--- START OF DATA FOR PROCESSING ---

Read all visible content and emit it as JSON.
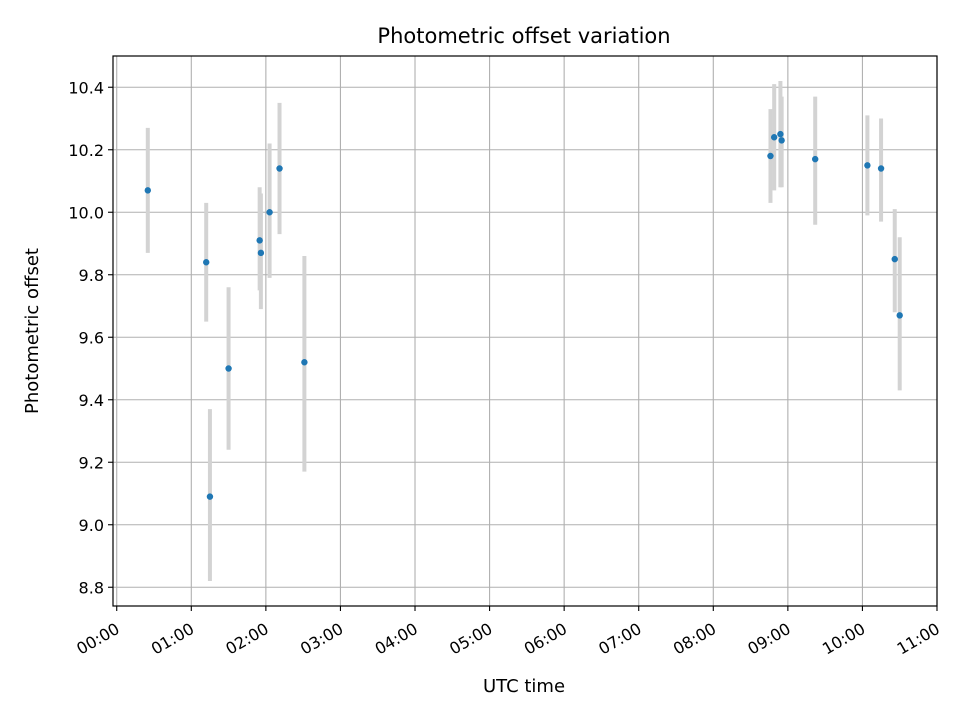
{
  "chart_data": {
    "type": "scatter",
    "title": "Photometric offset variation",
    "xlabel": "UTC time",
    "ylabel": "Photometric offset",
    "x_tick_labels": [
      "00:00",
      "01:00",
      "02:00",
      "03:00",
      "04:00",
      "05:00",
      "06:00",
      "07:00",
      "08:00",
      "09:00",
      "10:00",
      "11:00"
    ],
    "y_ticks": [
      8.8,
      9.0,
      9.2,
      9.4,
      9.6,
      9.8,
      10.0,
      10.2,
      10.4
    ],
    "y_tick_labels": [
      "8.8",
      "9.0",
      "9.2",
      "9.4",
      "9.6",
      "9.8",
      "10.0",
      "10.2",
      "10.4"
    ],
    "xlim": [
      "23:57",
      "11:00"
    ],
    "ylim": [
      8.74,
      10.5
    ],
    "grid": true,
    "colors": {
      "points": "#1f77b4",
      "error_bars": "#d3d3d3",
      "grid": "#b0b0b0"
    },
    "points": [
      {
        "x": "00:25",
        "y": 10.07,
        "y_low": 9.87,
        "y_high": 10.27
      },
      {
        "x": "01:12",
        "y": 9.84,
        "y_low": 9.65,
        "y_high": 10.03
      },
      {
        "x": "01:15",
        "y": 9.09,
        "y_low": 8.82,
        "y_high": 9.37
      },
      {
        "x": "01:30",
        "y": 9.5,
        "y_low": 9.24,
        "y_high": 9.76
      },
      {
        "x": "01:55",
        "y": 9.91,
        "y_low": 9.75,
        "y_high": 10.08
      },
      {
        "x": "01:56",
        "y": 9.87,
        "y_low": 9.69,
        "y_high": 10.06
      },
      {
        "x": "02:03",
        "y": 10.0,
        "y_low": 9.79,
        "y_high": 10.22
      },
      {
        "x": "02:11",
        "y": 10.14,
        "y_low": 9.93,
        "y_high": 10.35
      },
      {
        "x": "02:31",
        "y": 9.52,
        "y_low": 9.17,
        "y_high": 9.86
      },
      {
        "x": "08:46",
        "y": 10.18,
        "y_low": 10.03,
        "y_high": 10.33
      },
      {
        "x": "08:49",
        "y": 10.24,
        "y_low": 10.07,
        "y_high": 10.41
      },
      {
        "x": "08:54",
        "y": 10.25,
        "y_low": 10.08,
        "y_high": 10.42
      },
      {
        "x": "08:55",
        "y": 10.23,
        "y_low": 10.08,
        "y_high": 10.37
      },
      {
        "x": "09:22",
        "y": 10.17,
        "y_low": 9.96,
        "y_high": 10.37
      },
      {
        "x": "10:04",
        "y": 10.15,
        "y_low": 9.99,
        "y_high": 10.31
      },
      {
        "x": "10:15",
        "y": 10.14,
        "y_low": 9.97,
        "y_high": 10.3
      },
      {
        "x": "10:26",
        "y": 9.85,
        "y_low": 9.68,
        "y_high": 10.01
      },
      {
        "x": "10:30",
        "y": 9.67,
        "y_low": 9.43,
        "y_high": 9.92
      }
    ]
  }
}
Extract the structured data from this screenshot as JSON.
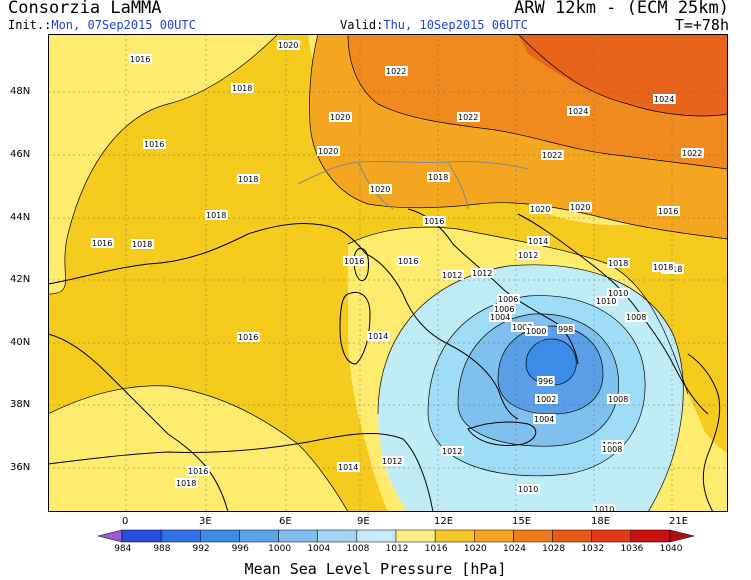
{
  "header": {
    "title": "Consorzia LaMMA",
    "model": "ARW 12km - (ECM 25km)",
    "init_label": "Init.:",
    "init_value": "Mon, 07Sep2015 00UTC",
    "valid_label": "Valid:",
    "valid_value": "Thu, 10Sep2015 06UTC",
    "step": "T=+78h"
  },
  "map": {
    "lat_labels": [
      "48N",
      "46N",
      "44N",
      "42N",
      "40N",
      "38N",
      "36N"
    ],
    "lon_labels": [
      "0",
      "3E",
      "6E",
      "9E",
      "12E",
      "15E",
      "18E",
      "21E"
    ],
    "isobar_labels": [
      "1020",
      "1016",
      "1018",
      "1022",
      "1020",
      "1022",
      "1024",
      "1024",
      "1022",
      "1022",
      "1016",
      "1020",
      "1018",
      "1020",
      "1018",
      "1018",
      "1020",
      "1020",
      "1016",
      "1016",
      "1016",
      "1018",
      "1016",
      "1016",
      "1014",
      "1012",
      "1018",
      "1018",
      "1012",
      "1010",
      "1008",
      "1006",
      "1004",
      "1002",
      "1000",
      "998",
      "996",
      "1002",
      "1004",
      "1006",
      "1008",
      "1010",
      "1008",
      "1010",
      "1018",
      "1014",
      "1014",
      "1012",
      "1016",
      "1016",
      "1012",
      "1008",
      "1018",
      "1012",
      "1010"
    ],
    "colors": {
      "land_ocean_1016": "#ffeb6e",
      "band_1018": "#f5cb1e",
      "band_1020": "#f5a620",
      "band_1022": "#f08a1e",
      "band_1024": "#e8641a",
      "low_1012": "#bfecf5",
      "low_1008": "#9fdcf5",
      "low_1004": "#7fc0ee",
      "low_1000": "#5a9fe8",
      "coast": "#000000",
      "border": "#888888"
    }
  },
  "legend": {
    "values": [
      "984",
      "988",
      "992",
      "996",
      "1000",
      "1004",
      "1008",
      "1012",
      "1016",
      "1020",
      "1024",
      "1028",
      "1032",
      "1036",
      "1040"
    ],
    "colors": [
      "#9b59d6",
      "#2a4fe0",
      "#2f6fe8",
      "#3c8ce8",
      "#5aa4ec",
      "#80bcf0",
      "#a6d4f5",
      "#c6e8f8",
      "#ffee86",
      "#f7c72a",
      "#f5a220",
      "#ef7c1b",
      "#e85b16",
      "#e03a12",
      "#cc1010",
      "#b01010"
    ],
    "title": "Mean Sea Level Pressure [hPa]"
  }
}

--- END OF DATA FOR PROCESSING ---
--- START OF DATA FOR PROCESSING ---

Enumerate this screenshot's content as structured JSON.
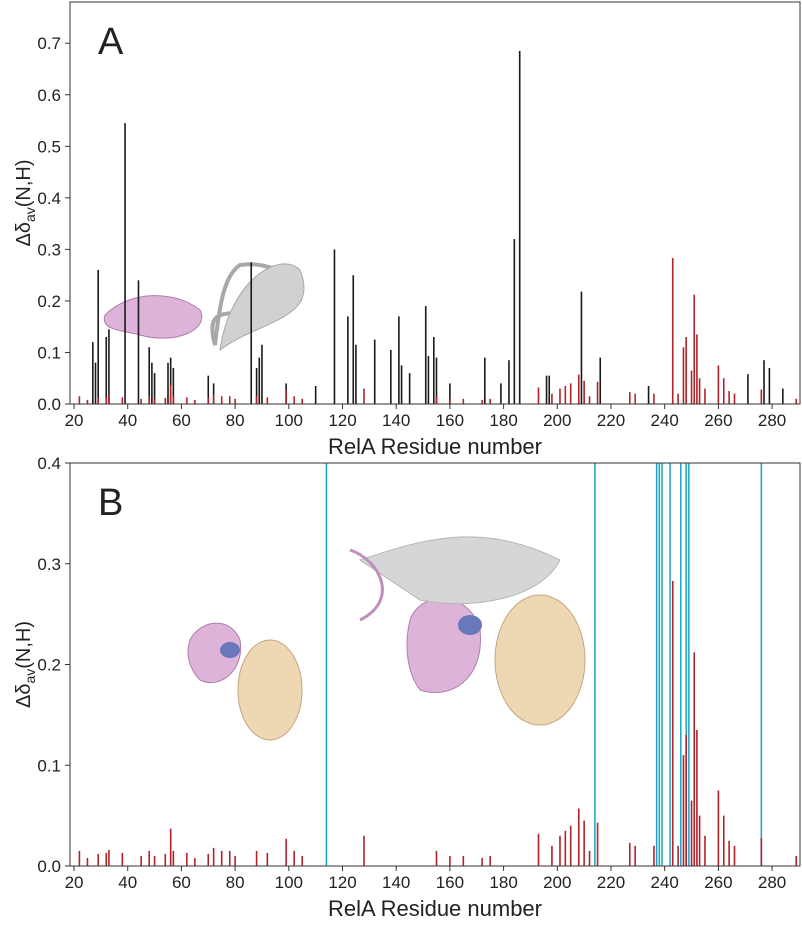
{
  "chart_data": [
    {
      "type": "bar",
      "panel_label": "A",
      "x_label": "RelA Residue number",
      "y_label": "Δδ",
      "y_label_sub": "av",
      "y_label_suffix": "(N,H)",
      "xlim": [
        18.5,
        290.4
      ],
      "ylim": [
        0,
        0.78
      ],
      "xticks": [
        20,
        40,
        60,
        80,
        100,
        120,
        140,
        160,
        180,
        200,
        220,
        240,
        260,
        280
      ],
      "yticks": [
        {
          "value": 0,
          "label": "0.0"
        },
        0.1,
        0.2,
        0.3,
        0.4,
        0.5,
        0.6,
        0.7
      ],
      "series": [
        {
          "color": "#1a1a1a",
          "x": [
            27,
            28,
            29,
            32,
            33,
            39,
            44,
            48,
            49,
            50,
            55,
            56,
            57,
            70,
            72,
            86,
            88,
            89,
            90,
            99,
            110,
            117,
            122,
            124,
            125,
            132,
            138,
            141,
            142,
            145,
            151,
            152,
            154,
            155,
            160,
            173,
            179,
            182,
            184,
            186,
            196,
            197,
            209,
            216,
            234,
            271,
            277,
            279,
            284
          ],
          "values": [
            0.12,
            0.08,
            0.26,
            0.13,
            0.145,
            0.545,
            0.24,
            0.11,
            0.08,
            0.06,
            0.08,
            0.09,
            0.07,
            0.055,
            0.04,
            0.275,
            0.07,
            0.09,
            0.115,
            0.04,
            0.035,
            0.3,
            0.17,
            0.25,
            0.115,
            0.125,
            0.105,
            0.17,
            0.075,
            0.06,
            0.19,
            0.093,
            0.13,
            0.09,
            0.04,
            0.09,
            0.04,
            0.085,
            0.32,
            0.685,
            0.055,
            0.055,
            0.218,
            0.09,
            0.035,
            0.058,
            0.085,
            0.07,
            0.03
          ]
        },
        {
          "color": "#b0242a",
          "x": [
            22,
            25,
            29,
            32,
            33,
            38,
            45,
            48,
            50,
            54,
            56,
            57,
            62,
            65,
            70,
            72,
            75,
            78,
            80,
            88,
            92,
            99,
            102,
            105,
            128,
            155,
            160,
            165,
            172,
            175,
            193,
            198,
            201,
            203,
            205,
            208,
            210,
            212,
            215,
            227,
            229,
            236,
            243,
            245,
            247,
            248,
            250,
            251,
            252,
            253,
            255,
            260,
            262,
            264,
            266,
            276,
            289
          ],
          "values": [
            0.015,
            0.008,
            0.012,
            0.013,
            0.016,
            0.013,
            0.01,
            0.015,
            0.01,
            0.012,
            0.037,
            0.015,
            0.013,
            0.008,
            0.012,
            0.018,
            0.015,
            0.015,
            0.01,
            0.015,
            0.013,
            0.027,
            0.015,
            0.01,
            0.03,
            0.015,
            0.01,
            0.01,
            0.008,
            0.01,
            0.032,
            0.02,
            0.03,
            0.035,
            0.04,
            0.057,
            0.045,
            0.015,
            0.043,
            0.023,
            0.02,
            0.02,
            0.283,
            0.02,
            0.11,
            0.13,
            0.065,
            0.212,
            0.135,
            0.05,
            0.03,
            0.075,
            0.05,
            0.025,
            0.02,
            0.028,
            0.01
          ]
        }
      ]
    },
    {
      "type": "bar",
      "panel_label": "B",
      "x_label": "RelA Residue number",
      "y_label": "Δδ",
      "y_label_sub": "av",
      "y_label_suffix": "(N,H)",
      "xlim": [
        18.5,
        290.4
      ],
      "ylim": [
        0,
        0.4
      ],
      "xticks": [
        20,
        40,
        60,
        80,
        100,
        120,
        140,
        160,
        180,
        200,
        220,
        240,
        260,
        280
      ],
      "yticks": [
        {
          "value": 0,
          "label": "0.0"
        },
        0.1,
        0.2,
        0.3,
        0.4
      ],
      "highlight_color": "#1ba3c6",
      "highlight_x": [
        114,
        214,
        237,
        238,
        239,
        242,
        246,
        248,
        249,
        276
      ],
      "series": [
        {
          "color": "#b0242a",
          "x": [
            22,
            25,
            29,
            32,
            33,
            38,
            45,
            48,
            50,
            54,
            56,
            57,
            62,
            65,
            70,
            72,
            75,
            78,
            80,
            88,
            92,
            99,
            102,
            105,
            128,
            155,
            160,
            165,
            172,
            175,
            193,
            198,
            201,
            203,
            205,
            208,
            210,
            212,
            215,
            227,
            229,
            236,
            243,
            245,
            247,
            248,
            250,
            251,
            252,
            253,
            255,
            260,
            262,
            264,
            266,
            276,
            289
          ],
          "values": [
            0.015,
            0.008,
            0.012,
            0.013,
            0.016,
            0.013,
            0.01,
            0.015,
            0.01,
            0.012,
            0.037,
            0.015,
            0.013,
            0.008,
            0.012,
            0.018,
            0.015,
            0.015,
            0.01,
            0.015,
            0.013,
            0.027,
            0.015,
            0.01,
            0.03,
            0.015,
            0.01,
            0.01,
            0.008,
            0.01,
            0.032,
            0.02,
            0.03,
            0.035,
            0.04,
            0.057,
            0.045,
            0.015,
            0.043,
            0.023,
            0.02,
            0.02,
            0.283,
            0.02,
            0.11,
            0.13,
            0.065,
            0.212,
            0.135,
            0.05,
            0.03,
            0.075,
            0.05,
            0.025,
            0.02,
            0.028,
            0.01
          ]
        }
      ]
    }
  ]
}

--- END OF DATA FOR PROCESSING ---
--- START OF DATA FOR PROCESSING ---

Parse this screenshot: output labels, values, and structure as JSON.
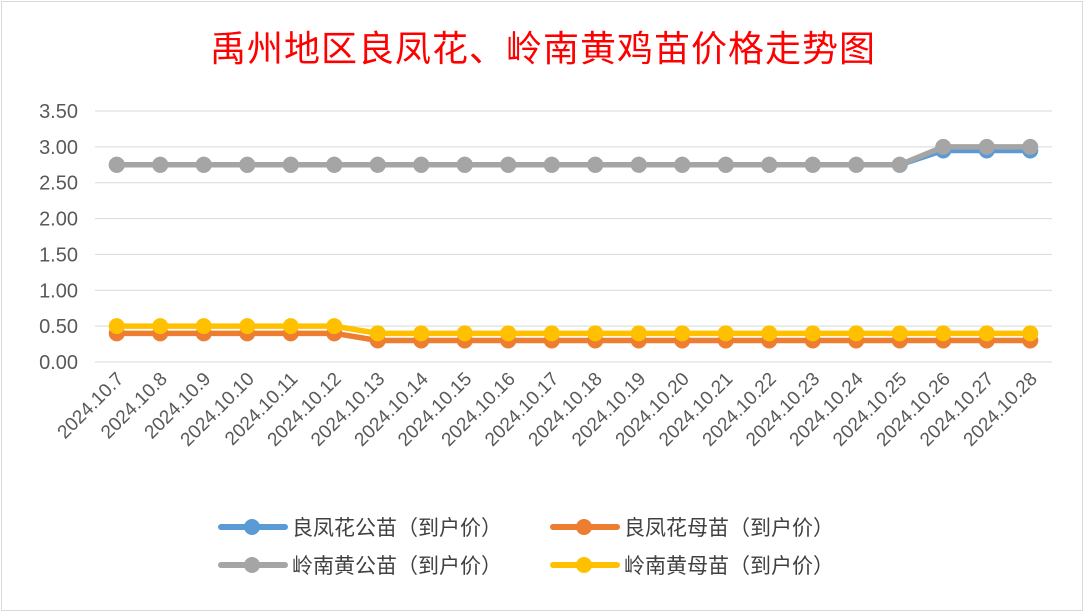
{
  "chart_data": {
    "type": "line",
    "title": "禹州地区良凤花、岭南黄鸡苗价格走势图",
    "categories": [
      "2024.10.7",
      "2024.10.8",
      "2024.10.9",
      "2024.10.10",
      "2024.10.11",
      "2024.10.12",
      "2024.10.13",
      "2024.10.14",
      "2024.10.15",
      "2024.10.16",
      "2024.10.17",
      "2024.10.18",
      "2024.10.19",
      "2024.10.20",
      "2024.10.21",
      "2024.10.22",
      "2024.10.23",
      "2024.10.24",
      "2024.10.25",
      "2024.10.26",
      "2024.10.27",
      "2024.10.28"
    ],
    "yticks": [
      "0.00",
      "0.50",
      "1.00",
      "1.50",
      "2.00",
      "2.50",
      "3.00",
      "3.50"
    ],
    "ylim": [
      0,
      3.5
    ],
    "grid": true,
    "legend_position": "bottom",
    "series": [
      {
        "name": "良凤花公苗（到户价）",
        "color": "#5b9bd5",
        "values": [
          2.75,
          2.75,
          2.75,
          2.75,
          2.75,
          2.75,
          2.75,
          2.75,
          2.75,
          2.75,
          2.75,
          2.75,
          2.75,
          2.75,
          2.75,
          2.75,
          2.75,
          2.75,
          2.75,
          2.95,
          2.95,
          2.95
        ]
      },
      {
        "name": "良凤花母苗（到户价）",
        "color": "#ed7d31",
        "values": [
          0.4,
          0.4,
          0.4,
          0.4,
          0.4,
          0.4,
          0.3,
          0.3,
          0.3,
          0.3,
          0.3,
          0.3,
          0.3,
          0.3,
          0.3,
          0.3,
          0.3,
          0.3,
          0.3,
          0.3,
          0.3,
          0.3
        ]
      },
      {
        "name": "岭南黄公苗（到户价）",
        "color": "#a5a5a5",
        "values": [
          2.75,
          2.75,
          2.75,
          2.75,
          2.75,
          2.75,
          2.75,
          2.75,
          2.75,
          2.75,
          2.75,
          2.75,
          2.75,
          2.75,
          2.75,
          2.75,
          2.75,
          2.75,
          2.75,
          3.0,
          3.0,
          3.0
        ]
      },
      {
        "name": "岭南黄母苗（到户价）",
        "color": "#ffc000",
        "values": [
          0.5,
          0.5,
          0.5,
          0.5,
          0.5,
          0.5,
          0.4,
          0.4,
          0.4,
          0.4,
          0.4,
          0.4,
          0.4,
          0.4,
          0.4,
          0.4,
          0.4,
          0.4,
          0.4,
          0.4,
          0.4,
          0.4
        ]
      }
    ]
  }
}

--- END OF DATA FOR PROCESSING ---

*DIRECTIONS FOR THIS TASK:* Check each line of the records above for "name", and copy those that have it.

*RESULT BELOW:*
        "name": "良凤花公苗（到户价）",
        "name": "良凤花母苗（到户价）",
        "name": "岭南黄公苗（到户价）",
        "name": "岭南黄母苗（到户价）",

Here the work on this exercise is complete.